*** STORED RECORDS ***

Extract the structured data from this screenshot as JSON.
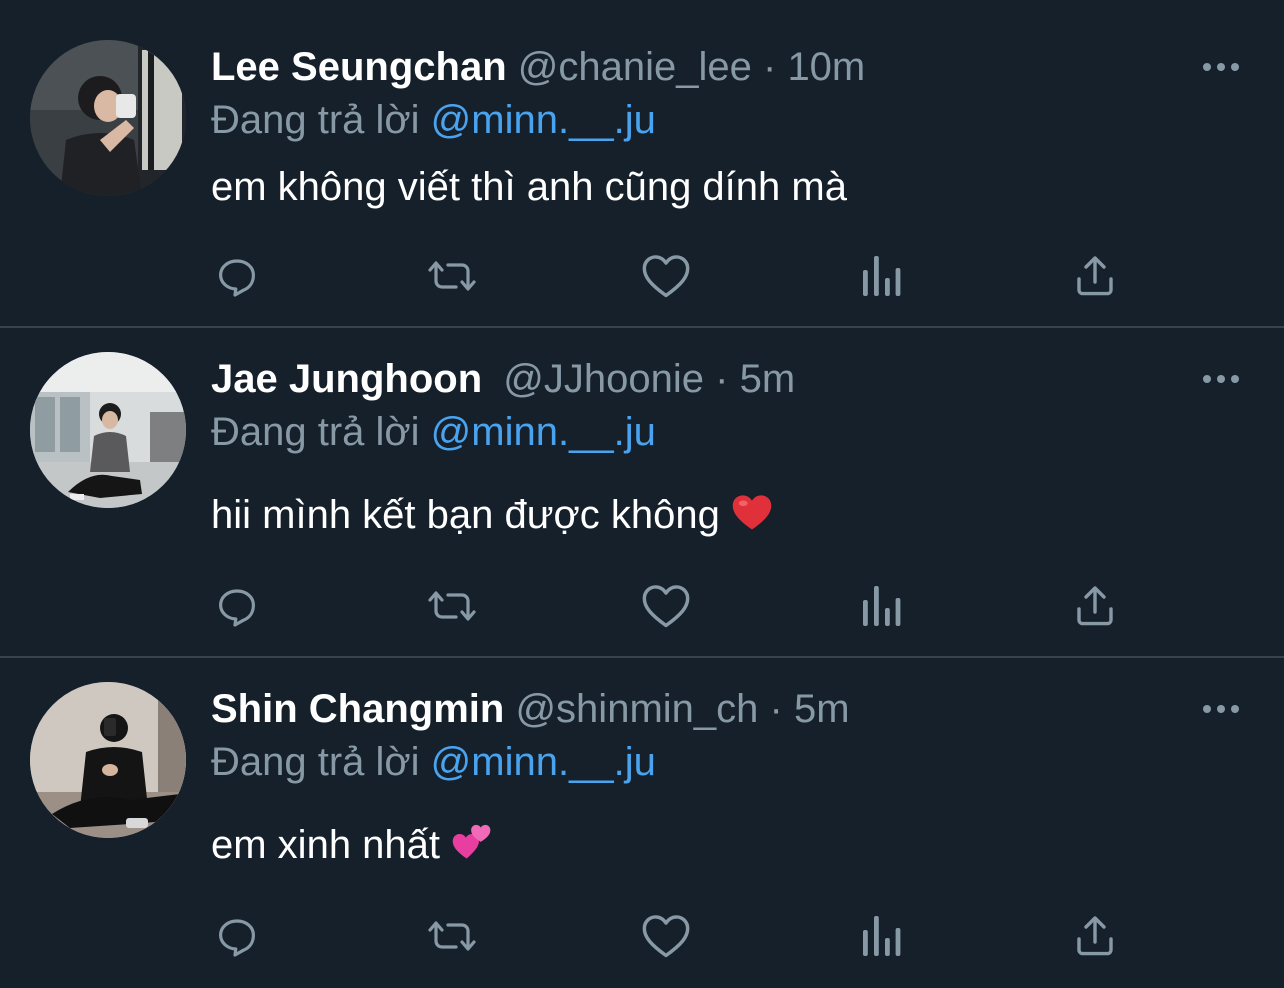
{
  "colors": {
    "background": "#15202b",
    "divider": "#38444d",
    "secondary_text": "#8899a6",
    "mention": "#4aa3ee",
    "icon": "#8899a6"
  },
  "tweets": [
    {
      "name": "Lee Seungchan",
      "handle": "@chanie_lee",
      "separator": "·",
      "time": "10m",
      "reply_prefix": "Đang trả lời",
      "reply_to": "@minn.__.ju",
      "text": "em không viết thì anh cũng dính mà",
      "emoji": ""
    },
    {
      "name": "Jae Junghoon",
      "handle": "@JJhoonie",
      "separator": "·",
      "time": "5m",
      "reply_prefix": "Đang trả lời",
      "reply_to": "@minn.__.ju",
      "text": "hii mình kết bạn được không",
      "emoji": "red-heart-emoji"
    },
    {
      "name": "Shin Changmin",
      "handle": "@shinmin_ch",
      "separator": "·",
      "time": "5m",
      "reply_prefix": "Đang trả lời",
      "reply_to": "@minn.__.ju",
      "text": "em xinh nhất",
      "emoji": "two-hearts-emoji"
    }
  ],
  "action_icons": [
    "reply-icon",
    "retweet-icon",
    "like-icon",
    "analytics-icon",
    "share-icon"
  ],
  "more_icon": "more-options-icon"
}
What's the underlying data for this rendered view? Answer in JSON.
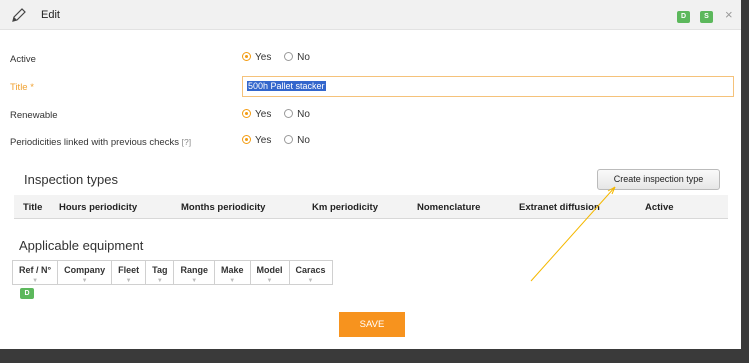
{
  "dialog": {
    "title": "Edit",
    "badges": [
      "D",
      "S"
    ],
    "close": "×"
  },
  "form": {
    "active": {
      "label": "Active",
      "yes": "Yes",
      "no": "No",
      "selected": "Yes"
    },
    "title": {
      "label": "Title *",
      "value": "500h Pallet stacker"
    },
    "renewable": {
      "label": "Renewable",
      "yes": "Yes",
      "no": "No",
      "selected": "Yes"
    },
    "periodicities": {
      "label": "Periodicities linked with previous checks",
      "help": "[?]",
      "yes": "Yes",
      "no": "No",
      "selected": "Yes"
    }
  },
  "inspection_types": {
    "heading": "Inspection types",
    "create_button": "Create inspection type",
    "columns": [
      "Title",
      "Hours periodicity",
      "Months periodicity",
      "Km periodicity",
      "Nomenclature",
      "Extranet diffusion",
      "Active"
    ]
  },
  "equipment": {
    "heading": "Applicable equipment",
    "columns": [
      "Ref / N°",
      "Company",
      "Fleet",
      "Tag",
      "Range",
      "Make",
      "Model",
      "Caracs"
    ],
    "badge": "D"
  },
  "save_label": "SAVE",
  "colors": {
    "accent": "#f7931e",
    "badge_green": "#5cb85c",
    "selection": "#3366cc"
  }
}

***
*** STORED RECORDS ***

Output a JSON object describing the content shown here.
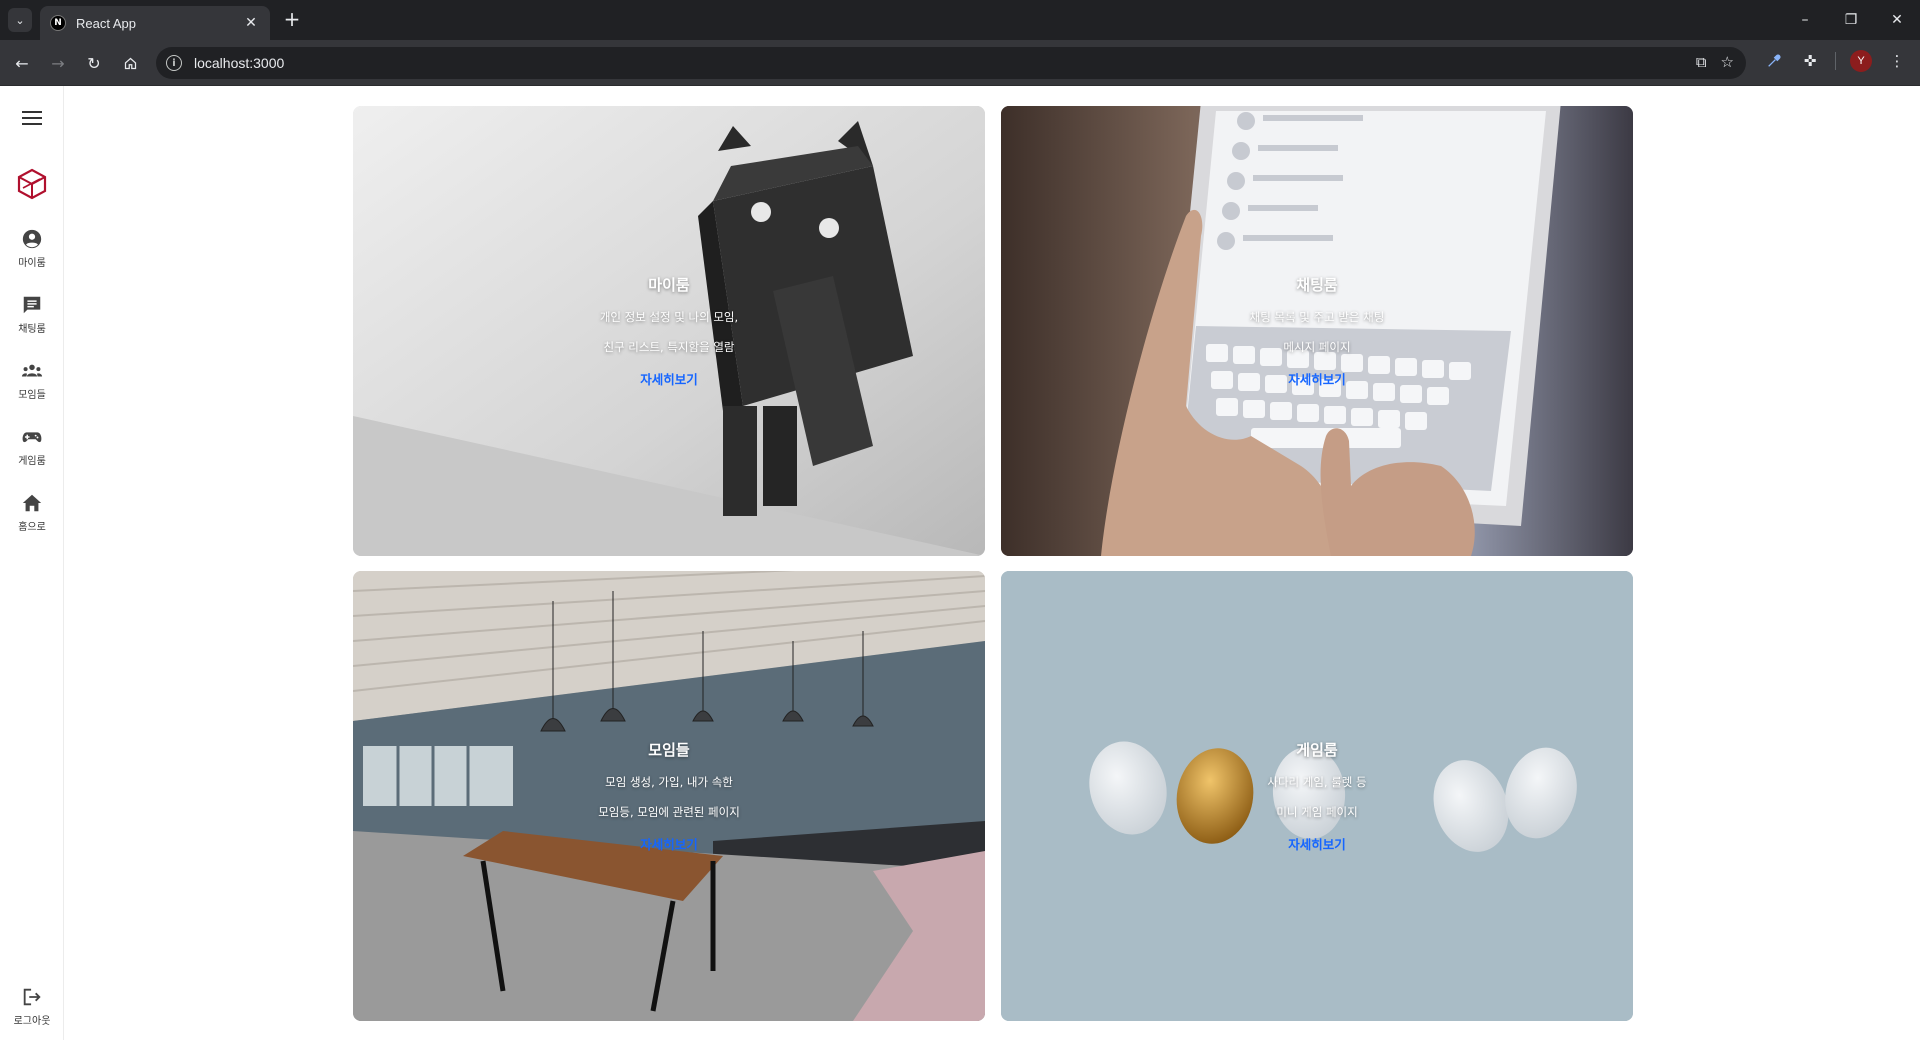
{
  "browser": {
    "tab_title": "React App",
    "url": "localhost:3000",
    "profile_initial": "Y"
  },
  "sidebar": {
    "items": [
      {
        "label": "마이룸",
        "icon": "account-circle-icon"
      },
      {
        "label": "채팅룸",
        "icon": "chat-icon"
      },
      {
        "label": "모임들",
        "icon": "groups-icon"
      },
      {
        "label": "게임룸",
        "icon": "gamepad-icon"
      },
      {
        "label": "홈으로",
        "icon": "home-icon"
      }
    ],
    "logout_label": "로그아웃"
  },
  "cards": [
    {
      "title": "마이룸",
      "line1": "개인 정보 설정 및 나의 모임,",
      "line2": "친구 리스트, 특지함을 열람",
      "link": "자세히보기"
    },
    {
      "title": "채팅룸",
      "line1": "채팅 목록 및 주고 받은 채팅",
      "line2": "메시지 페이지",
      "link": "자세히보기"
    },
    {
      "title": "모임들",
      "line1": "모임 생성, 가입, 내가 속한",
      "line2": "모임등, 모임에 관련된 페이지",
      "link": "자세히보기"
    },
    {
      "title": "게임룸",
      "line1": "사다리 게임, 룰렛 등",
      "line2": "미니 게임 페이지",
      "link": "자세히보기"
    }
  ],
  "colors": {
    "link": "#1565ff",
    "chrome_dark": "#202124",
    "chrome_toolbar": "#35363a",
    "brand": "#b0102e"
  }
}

***

● **WRITTEN INSTRUCTION**
Show all lines from the data above in which the word "this" appears.

● **EXPECTED ANSWER**
Extract the structured data from this screenshot as JSON.
What's the underlying data for this rendered view? Answer in JSON.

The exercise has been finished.